— begin DATA IN THIS EXERCISE —
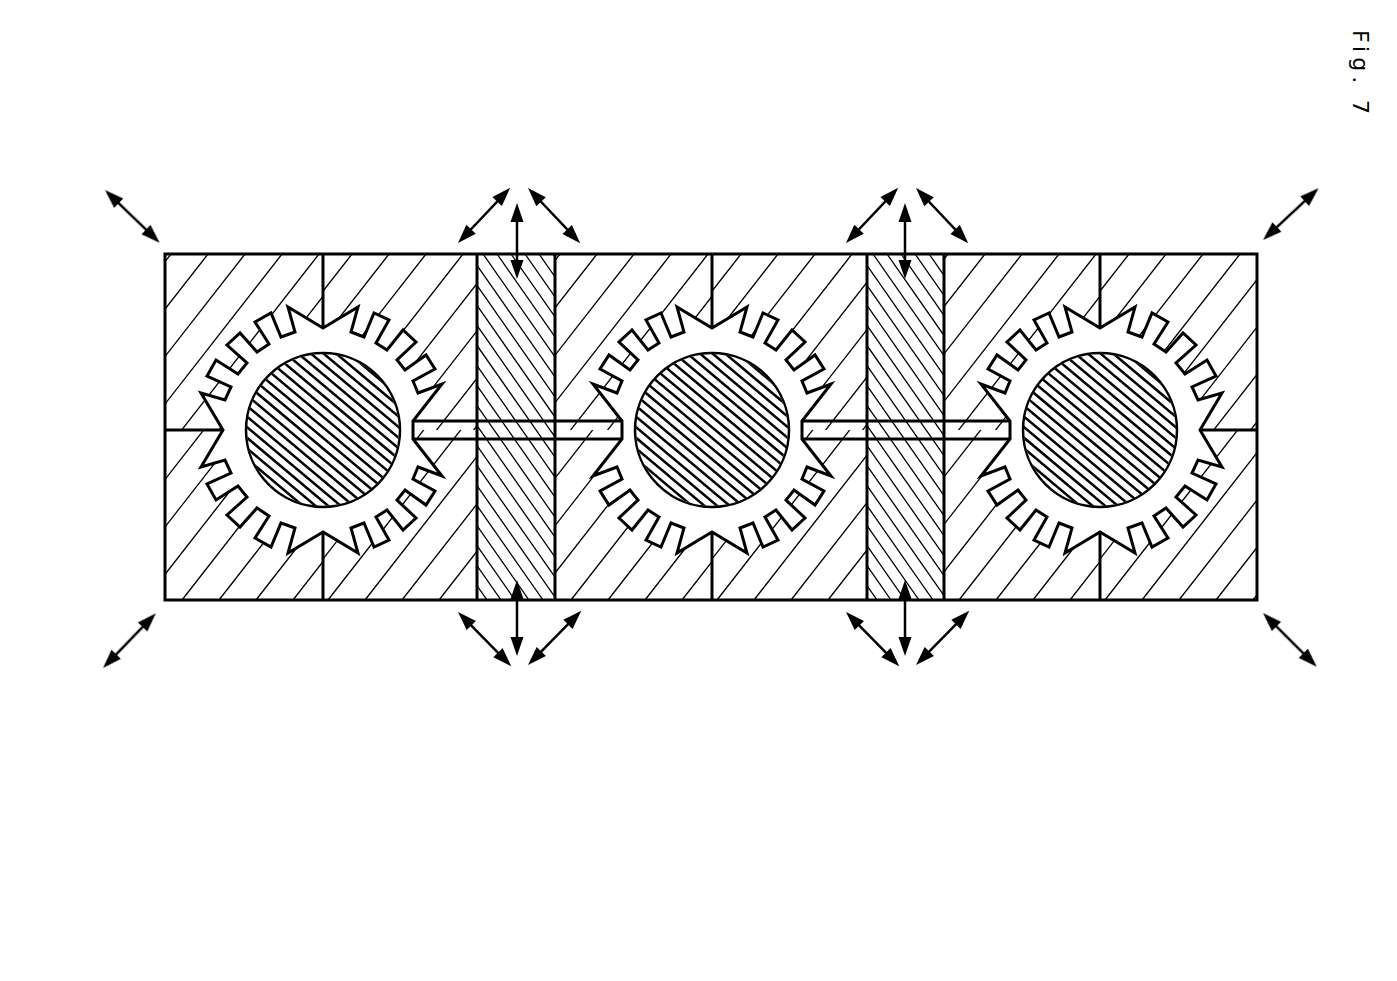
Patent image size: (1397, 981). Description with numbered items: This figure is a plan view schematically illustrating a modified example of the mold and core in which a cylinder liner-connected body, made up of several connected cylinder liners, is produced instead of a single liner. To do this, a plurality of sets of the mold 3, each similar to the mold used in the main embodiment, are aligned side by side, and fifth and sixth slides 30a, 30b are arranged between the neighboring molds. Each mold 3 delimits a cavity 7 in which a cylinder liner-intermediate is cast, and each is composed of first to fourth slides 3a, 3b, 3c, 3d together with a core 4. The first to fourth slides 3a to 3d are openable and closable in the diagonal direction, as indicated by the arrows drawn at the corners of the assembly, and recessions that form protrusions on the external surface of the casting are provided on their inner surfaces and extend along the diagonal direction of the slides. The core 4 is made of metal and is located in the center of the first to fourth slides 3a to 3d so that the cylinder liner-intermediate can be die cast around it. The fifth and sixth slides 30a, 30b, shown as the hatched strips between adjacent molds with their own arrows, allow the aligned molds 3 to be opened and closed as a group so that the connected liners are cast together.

The mold 3 is at (323, 246).
The first slide 3a is at (180, 360).
The second slide 3b is at (185, 530).
The third slide 3c is at (375, 285).
The fourth slide 3d is at (375, 565).
The fifth slide 30a is at (548, 282).
The sixth slide 30b is at (540, 535).
The core 4 is at (250, 437).
The cavity 7 is at (525, 426).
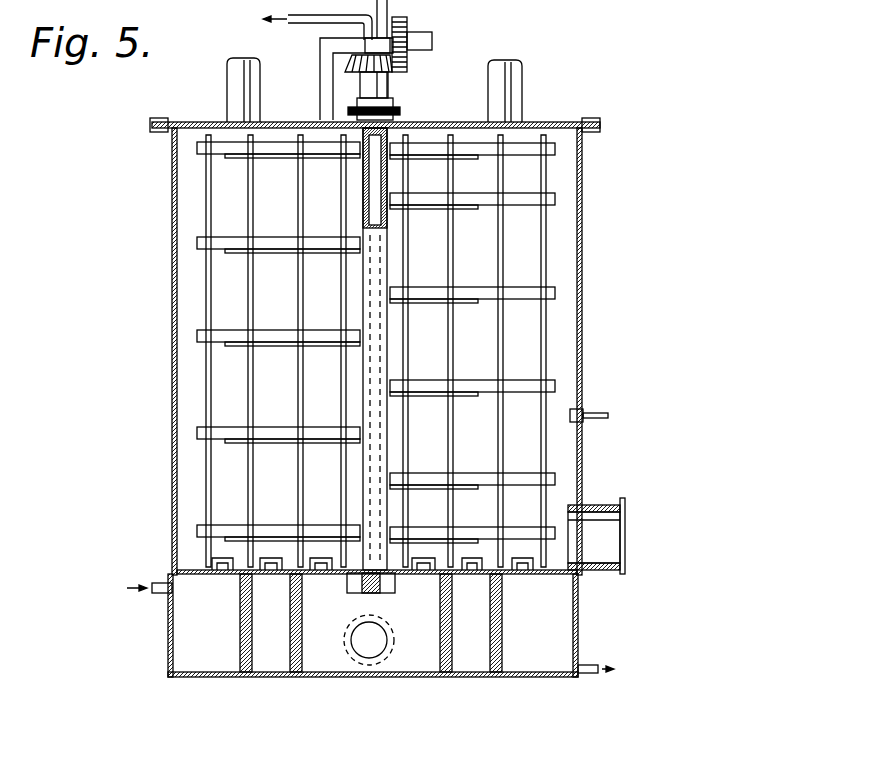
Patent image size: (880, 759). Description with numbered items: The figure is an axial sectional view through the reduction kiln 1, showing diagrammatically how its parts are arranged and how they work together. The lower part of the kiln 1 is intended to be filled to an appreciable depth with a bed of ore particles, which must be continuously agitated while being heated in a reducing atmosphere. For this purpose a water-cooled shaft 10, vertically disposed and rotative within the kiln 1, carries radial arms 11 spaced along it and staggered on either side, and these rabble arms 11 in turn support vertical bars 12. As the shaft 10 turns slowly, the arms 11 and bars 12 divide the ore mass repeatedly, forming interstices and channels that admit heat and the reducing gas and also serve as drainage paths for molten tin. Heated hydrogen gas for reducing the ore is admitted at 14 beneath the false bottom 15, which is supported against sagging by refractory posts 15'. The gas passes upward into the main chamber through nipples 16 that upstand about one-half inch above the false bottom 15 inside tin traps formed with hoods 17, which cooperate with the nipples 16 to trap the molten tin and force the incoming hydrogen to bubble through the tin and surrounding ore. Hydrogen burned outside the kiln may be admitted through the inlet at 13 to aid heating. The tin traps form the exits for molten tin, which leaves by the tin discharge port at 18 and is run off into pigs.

The kiln 1 is at (170, 352).
The water-cooled shaft 10 is at (385, 370).
The radial arms 11 is at (490, 202).
The vertical bars 12 is at (338, 393).
The inlet 13 is at (600, 423).
The hydrogen gas inlet 14 is at (155, 594).
The false bottom 15 is at (590, 554).
The refractory posts 15' is at (371, 623).
The nipples 16 is at (222, 576).
The hoods 17 is at (270, 556).
The tin discharge port 18 is at (586, 674).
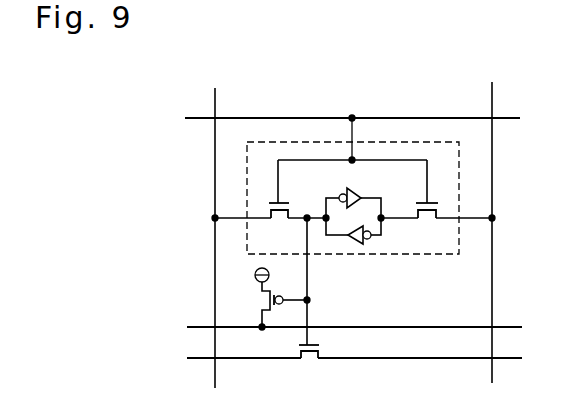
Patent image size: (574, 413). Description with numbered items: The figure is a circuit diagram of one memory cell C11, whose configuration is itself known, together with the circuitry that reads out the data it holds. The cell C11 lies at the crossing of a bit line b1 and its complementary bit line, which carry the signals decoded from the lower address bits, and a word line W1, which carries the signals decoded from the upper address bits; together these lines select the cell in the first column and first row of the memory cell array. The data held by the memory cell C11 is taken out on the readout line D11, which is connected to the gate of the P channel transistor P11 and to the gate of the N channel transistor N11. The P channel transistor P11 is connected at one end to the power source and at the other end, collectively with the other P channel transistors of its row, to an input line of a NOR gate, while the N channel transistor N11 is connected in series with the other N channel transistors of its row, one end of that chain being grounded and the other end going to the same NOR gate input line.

The bit line b1 is at (507, 52).
The word line W1 is at (338, 119).
The memory cell C11 is at (438, 245).
The readout line D11 is at (307, 283).
The P channel transistor P11 is at (266, 300).
The N channel transistor N11 is at (312, 359).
— end DATA IN THIS EXERCISE —
EXERCISE DETAILS: Print every line of the three entries above word for word, leaving out the pictures.

TASK OUTPUT:
Patent image size: (1397, 981). Description with numbered items: This figure is a plan view schematically illustrating a modified example of the mold and core in which a cylinder liner-connected body, made up of several connected cylinder liners, is produced instead of a single liner. To do this, a plurality of sets of the mold 3, each similar to the mold used in the main embodiment, are aligned side by side, and fifth and sixth slides 30a, 30b are arranged between the neighboring molds. Each mold 3 delimits a cavity 7 in which a cylinder liner-intermediate is cast, and each is composed of first to fourth slides 3a, 3b, 3c, 3d together with a core 4. The first to fourth slides 3a to 3d are openable and closable in the diagonal direction, as indicated by the arrows drawn at the corners of the assembly, and recessions that form protrusions on the external surface of the casting are provided on their inner surfaces and extend along the diagonal direction of the slides. The core 4 is made of metal and is located in the center of the first to fourth slides 3a to 3d so that the cylinder liner-intermediate can be die cast around it. The fifth and sixth slides 30a, 30b, shown as the hatched strips between adjacent molds with their own arrows, allow the aligned molds 3 to be opened and closed as a group so that the connected liners are cast together.

The mold 3 is at (323, 246).
The first slide 3a is at (180, 360).
The second slide 3b is at (185, 530).
The third slide 3c is at (375, 285).
The fourth slide 3d is at (375, 565).
The fifth slide 30a is at (548, 282).
The sixth slide 30b is at (540, 535).
The core 4 is at (250, 437).
The cavity 7 is at (525, 426).
Patent image size: (880, 759). Description with numbered items: The figure is an axial sectional view through the reduction kiln 1, showing diagrammatically how its parts are arranged and how they work together. The lower part of the kiln 1 is intended to be filled to an appreciable depth with a bed of ore particles, which must be continuously agitated while being heated in a reducing atmosphere. For this purpose a water-cooled shaft 10, vertically disposed and rotative within the kiln 1, carries radial arms 11 spaced along it and staggered on either side, and these rabble arms 11 in turn support vertical bars 12. As the shaft 10 turns slowly, the arms 11 and bars 12 divide the ore mass repeatedly, forming interstices and channels that admit heat and the reducing gas and also serve as drainage paths for molten tin. Heated hydrogen gas for reducing the ore is admitted at 14 beneath the false bottom 15, which is supported against sagging by refractory posts 15'. The gas passes upward into the main chamber through nipples 16 that upstand about one-half inch above the false bottom 15 inside tin traps formed with hoods 17, which cooperate with the nipples 16 to trap the molten tin and force the incoming hydrogen to bubble through the tin and surrounding ore. Hydrogen burned outside the kiln may be admitted through the inlet at 13 to aid heating. The tin traps form the exits for molten tin, which leaves by the tin discharge port at 18 and is run off into pigs.

The kiln 1 is at (170, 352).
The water-cooled shaft 10 is at (385, 370).
The radial arms 11 is at (490, 202).
The vertical bars 12 is at (338, 393).
The inlet 13 is at (600, 423).
The hydrogen gas inlet 14 is at (155, 594).
The false bottom 15 is at (590, 554).
The refractory posts 15' is at (371, 623).
The nipples 16 is at (222, 576).
The hoods 17 is at (270, 556).
The tin discharge port 18 is at (586, 674).
Patent image size: (574, 413). Description with numbered items: The figure is a circuit diagram of one memory cell C11, whose configuration is itself known, together with the circuitry that reads out the data it holds. The cell C11 lies at the crossing of a bit line b1 and its complementary bit line, which carry the signals decoded from the lower address bits, and a word line W1, which carries the signals decoded from the upper address bits; together these lines select the cell in the first column and first row of the memory cell array. The data held by the memory cell C11 is taken out on the readout line D11, which is connected to the gate of the P channel transistor P11 and to the gate of the N channel transistor N11. The P channel transistor P11 is connected at one end to the power source and at the other end, collectively with the other P channel transistors of its row, to an input line of a NOR gate, while the N channel transistor N11 is connected in series with the other N channel transistors of its row, one end of that chain being grounded and the other end going to the same NOR gate input line.

The bit line b1 is at (507, 52).
The word line W1 is at (338, 119).
The memory cell C11 is at (438, 245).
The readout line D11 is at (307, 283).
The P channel transistor P11 is at (266, 300).
The N channel transistor N11 is at (312, 359).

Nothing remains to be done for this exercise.